The task
Report every line from the material that contains the word "page".

<<<<

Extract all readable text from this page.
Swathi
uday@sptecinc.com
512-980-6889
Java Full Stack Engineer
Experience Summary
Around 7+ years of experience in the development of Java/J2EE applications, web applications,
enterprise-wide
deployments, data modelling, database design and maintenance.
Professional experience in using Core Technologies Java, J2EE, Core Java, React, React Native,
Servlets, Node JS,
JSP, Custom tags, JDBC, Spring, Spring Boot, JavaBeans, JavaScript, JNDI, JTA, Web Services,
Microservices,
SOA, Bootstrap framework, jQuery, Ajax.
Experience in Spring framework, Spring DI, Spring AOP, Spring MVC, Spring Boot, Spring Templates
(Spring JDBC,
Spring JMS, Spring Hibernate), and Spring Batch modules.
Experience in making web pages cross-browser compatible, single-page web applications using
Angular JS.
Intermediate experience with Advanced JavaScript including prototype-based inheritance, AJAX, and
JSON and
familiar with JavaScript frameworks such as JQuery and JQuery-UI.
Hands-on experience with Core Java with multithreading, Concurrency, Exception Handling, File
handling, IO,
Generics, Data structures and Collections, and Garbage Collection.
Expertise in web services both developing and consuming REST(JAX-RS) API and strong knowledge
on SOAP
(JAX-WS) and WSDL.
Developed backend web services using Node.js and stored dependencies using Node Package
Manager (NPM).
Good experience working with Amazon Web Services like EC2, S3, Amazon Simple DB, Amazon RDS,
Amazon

>>>>

Written answer
Extract all readable text from this page.
Experience in making web pages cross-browser compatible, single-page web applications using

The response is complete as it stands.